Task brief >> From the entries below, list each line with "post".

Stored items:
----------------------------------------

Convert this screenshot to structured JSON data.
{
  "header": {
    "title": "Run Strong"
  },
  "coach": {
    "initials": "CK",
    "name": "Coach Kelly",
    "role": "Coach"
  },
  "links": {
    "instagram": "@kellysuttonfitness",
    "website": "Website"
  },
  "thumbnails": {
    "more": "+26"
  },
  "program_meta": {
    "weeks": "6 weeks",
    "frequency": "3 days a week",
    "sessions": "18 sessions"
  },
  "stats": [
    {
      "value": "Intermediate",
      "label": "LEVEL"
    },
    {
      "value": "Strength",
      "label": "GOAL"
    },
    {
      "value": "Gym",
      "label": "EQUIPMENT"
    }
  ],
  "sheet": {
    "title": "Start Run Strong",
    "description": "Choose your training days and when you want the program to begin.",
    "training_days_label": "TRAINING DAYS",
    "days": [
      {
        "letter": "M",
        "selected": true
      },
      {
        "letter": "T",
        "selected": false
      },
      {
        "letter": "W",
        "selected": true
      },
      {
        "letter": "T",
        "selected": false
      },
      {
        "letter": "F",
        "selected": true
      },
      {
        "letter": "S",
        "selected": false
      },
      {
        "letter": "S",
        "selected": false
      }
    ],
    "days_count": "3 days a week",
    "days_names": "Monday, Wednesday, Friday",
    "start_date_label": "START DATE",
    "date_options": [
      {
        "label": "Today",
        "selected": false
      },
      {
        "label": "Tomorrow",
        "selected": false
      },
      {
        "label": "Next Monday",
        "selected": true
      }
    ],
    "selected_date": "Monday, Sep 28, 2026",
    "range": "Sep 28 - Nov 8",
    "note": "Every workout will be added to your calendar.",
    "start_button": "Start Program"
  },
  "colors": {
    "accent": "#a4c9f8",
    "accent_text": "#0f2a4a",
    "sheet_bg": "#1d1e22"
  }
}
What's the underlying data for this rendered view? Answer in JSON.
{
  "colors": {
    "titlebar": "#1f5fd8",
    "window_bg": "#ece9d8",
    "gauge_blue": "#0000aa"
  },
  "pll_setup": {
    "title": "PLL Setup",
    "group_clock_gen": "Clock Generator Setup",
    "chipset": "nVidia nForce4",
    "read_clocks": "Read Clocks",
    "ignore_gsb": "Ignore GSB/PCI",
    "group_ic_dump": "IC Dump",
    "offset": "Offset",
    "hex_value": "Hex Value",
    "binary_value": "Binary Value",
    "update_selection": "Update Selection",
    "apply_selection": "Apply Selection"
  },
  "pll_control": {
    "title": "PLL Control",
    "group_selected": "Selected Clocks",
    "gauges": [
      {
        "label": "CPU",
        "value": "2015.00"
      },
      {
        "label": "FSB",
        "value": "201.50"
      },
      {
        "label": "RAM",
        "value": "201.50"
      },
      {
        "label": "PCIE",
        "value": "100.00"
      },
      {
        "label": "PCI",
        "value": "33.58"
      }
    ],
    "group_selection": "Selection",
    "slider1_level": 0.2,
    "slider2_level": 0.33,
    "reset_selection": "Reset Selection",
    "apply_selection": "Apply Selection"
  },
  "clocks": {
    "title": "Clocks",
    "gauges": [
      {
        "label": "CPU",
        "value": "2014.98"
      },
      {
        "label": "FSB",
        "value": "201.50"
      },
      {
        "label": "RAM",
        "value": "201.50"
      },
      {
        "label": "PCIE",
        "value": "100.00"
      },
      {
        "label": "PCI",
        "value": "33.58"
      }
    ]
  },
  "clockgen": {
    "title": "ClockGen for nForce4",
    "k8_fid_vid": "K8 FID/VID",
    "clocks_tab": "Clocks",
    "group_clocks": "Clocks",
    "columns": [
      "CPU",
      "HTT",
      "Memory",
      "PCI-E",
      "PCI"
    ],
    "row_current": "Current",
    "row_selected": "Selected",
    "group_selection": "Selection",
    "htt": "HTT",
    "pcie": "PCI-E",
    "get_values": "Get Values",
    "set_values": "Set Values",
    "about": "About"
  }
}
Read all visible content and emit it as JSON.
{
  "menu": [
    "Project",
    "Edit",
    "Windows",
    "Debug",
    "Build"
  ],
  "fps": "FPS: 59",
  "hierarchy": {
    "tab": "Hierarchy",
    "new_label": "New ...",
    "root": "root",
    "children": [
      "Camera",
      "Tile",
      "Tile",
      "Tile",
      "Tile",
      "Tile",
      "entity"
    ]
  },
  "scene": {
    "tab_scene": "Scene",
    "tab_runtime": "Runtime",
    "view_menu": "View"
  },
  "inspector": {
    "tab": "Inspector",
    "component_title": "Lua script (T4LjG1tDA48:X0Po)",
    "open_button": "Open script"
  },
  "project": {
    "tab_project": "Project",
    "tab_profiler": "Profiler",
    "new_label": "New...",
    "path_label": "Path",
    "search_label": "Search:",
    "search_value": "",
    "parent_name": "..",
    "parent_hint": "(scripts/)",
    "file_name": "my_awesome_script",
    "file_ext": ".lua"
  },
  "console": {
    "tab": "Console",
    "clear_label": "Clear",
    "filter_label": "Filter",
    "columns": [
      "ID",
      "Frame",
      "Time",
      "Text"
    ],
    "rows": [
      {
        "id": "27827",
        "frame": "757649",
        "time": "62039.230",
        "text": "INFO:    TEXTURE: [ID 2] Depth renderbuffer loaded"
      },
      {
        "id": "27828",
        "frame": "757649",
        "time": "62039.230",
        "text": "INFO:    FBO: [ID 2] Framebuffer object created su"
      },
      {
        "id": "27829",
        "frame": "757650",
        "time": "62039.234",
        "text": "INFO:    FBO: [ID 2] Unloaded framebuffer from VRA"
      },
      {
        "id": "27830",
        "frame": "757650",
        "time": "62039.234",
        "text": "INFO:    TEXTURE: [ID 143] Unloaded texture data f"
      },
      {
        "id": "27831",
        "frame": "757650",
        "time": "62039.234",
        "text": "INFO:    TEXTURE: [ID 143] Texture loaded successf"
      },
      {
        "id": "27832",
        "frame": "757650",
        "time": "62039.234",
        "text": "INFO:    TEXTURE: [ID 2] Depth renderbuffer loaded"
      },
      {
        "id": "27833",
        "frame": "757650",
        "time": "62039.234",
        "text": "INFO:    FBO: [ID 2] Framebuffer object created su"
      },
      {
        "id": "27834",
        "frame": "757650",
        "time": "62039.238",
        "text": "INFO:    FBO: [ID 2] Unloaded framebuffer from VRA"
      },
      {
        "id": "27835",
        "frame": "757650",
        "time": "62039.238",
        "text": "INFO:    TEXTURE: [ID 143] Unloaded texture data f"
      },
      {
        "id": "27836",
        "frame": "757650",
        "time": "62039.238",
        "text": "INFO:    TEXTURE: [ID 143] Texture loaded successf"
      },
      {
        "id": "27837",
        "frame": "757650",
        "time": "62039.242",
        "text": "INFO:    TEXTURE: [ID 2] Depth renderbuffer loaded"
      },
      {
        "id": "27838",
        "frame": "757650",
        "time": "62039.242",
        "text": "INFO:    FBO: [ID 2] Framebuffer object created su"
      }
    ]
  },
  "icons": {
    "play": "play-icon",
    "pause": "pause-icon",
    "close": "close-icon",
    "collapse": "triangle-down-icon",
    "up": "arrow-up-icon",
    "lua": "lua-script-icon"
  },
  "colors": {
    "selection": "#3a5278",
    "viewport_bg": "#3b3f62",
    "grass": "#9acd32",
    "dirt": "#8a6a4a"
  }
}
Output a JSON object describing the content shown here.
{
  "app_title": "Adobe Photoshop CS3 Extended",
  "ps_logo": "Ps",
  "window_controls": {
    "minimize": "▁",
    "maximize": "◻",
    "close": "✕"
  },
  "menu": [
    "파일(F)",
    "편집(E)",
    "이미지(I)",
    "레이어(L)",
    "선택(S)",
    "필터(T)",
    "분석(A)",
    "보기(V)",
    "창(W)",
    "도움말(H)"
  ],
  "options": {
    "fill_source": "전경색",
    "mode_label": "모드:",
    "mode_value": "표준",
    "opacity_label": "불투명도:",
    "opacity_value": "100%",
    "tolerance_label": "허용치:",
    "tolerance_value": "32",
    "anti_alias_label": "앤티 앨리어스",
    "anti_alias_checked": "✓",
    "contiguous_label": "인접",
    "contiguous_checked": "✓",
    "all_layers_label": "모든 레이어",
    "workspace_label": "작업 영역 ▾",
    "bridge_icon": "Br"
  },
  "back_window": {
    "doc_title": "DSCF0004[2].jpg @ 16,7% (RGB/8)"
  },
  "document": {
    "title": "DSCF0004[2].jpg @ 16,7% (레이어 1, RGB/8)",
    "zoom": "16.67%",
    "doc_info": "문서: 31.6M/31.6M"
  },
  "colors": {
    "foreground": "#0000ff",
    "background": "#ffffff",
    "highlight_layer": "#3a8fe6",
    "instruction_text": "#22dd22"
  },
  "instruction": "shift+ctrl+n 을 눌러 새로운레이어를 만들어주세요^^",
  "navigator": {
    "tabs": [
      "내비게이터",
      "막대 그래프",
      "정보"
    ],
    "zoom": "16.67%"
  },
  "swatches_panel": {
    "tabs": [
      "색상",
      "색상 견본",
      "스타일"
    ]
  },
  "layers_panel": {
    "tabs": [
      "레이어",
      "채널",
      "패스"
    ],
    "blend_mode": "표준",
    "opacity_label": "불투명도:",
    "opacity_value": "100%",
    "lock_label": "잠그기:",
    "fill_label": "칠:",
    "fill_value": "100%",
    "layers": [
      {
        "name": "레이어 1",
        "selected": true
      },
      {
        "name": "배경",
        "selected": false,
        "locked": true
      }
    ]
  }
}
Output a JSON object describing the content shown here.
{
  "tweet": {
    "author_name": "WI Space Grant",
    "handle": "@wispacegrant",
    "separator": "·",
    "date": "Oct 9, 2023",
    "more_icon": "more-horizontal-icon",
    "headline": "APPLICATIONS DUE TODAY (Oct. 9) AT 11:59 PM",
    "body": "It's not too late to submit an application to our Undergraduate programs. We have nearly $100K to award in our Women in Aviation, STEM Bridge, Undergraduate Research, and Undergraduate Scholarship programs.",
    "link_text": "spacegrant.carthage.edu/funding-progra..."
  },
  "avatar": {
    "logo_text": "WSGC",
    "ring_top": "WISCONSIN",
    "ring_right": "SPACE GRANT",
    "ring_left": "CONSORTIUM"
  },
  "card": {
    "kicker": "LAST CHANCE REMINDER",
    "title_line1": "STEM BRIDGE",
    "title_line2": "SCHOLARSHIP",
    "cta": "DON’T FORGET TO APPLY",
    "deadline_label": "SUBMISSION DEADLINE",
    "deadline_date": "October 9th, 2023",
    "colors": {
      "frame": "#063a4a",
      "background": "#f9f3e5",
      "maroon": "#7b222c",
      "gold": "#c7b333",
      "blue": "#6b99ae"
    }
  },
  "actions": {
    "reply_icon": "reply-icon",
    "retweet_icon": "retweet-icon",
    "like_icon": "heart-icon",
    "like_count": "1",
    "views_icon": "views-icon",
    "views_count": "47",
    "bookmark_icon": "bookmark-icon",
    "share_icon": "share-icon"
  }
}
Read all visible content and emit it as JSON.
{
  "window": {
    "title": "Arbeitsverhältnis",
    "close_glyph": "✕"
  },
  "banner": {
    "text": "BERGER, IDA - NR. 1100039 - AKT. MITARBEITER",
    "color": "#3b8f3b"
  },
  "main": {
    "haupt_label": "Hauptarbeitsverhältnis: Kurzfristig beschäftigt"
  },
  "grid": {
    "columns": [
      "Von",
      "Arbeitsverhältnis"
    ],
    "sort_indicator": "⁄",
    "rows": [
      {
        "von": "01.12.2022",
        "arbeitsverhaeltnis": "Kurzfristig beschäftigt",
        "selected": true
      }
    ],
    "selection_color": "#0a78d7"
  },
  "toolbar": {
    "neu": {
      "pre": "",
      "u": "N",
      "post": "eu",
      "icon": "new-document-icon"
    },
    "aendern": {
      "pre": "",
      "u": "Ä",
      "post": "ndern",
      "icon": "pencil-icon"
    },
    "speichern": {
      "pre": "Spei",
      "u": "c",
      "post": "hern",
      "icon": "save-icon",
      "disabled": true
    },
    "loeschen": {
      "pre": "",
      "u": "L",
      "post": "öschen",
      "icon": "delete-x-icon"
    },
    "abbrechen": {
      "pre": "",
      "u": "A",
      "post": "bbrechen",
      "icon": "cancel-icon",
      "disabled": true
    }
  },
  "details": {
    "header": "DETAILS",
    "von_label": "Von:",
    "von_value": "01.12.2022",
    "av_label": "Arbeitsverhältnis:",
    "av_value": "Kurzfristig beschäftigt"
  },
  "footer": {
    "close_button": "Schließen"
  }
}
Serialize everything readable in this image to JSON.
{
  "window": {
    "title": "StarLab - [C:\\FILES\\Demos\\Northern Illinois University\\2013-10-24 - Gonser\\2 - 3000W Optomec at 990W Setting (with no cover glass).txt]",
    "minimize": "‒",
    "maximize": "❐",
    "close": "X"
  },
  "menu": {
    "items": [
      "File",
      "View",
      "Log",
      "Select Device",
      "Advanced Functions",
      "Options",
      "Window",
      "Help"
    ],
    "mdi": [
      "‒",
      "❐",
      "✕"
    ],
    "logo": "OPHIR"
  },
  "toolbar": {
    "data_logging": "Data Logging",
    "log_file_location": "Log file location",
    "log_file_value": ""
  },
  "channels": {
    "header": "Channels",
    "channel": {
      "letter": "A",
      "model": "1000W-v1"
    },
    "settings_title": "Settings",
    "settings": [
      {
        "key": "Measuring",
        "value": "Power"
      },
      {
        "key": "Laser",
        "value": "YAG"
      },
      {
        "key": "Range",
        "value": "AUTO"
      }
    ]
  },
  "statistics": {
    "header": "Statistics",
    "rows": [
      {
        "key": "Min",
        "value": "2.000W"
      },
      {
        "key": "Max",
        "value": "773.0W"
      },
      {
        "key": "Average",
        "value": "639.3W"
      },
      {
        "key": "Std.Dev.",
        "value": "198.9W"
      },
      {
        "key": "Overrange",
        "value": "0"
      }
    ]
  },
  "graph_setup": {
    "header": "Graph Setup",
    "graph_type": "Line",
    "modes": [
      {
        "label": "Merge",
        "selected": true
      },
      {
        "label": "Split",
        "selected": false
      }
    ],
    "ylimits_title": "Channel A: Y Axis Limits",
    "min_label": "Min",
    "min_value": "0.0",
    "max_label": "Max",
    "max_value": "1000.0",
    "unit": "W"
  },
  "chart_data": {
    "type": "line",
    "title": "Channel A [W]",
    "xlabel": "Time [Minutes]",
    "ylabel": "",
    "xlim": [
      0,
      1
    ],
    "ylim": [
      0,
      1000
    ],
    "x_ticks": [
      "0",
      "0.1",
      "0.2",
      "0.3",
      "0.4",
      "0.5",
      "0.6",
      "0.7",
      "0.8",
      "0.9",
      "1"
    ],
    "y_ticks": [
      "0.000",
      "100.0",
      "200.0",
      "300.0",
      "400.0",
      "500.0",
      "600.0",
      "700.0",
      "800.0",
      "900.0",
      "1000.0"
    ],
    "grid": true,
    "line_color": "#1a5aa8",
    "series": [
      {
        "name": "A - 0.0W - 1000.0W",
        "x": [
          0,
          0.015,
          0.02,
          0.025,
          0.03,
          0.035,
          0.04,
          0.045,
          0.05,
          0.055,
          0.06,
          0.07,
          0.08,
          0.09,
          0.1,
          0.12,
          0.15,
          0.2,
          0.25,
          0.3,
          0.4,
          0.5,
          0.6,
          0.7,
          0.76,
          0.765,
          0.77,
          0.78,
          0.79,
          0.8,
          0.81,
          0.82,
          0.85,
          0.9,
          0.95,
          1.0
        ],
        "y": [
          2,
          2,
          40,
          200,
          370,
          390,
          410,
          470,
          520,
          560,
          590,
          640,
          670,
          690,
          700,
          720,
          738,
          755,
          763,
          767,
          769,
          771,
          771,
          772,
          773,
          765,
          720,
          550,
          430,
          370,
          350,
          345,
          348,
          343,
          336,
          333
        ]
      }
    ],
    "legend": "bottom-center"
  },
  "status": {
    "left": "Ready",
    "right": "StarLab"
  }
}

----------------------------------------

Task solution >>
      "post": "eu",
      "post": "ndern",
      "post": "hern",
      "post": "öschen",
      "post": "bbrechen",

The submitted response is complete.